__Exercise aim__. Read the records below. Copy each line where the string "name" occurs.

__Excerpted records__.

==============================

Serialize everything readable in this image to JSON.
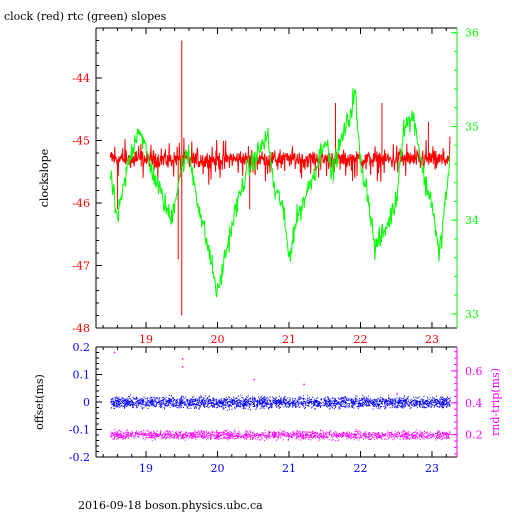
{
  "title": "clock (red) rtc (green) slopes",
  "footer": "2016-09-18  boson.physics.ubc.ca",
  "chart_data": [
    {
      "type": "line",
      "ylabel_left": "clockslope",
      "ylabel_right": "",
      "xlim": [
        18.3,
        23.35
      ],
      "ylim_left": [
        -48,
        -43.2
      ],
      "ylim_right": [
        32.85,
        36.05
      ],
      "x_ticks": [
        19,
        20,
        21,
        22,
        23
      ],
      "yticks_left": [
        -48,
        -47,
        -46,
        -45,
        -44
      ],
      "yticks_right": [
        33,
        34,
        35,
        36
      ],
      "tick_colors": {
        "x": "#ff0000",
        "left": "#ff0000",
        "right": "#00ff00"
      },
      "grid": false,
      "legend": "none",
      "series": [
        {
          "name": "clock",
          "axis": "left",
          "color": "#ff0000",
          "style": "noisy band",
          "x_range": [
            18.5,
            23.25
          ],
          "baseline": -45.3,
          "noise_amplitude": 0.18,
          "spikes": [
            {
              "x": 19.5,
              "y": -43.4
            },
            {
              "x": 19.5,
              "y": -47.8
            },
            {
              "x": 19.45,
              "y": -46.9
            },
            {
              "x": 18.6,
              "y": -46.1
            },
            {
              "x": 20.45,
              "y": -46.1
            },
            {
              "x": 21.65,
              "y": -44.4
            },
            {
              "x": 22.3,
              "y": -44.4
            },
            {
              "x": 22.95,
              "y": -44.7
            }
          ]
        },
        {
          "name": "rtc",
          "axis": "right",
          "color": "#00ff00",
          "style": "wandering trace",
          "x_range": [
            18.5,
            23.25
          ],
          "knots": [
            [
              18.5,
              34.5
            ],
            [
              18.6,
              34.0
            ],
            [
              18.75,
              34.6
            ],
            [
              18.9,
              35.0
            ],
            [
              19.05,
              34.6
            ],
            [
              19.2,
              34.3
            ],
            [
              19.35,
              34.0
            ],
            [
              19.5,
              34.6
            ],
            [
              19.6,
              34.7
            ],
            [
              19.75,
              34.1
            ],
            [
              19.9,
              33.6
            ],
            [
              20.0,
              33.2
            ],
            [
              20.1,
              33.6
            ],
            [
              20.25,
              34.1
            ],
            [
              20.4,
              34.5
            ],
            [
              20.55,
              34.7
            ],
            [
              20.7,
              34.9
            ],
            [
              20.8,
              34.3
            ],
            [
              20.9,
              34.2
            ],
            [
              21.0,
              33.6
            ],
            [
              21.1,
              34.0
            ],
            [
              21.25,
              34.3
            ],
            [
              21.4,
              34.6
            ],
            [
              21.5,
              34.9
            ],
            [
              21.6,
              34.5
            ],
            [
              21.75,
              34.9
            ],
            [
              21.85,
              35.1
            ],
            [
              21.92,
              35.4
            ],
            [
              22.0,
              34.6
            ],
            [
              22.1,
              34.3
            ],
            [
              22.2,
              33.7
            ],
            [
              22.35,
              33.9
            ],
            [
              22.5,
              34.2
            ],
            [
              22.6,
              35.0
            ],
            [
              22.75,
              35.1
            ],
            [
              22.9,
              34.4
            ],
            [
              23.0,
              34.2
            ],
            [
              23.1,
              33.6
            ],
            [
              23.2,
              34.3
            ],
            [
              23.25,
              34.6
            ]
          ],
          "noise_amplitude": 0.18
        }
      ]
    },
    {
      "type": "scatter",
      "ylabel_left": "offset(ms)",
      "ylabel_right": "rnd-trip(ms)",
      "xlim": [
        18.3,
        23.35
      ],
      "ylim_left": [
        -0.2,
        0.2
      ],
      "ylim_right": [
        0.06,
        0.75
      ],
      "x_ticks": [
        19,
        20,
        21,
        22,
        23
      ],
      "yticks_left": [
        -0.2,
        -0.1,
        0,
        0.1,
        0.2
      ],
      "yticks_right": [
        0.2,
        0.4,
        0.6
      ],
      "tick_colors": {
        "x": "#0000ff",
        "left": "#0000ff",
        "right": "#ff00ff"
      },
      "grid": false,
      "legend": "none",
      "series": [
        {
          "name": "offset",
          "axis": "left",
          "color": "#0000ff",
          "x_range": [
            18.5,
            23.25
          ],
          "center": 0.0,
          "spread": 0.03,
          "count": 2600
        },
        {
          "name": "rnd-trip",
          "axis": "right",
          "color": "#ff00ff",
          "x_range": [
            18.5,
            23.25
          ],
          "center": 0.2,
          "spread": 0.04,
          "count": 1900,
          "outliers": [
            {
              "x": 18.55,
              "y": 0.72
            },
            {
              "x": 19.5,
              "y": 0.68
            },
            {
              "x": 19.5,
              "y": 0.63
            },
            {
              "x": 20.5,
              "y": 0.55
            },
            {
              "x": 21.2,
              "y": 0.52
            },
            {
              "x": 22.5,
              "y": 0.46
            }
          ]
        }
      ]
    }
  ]
}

==============================

__Written response__.
          "name": "clock",
          "name": "rtc",
          "name": "offset",
          "name": "rnd-trip",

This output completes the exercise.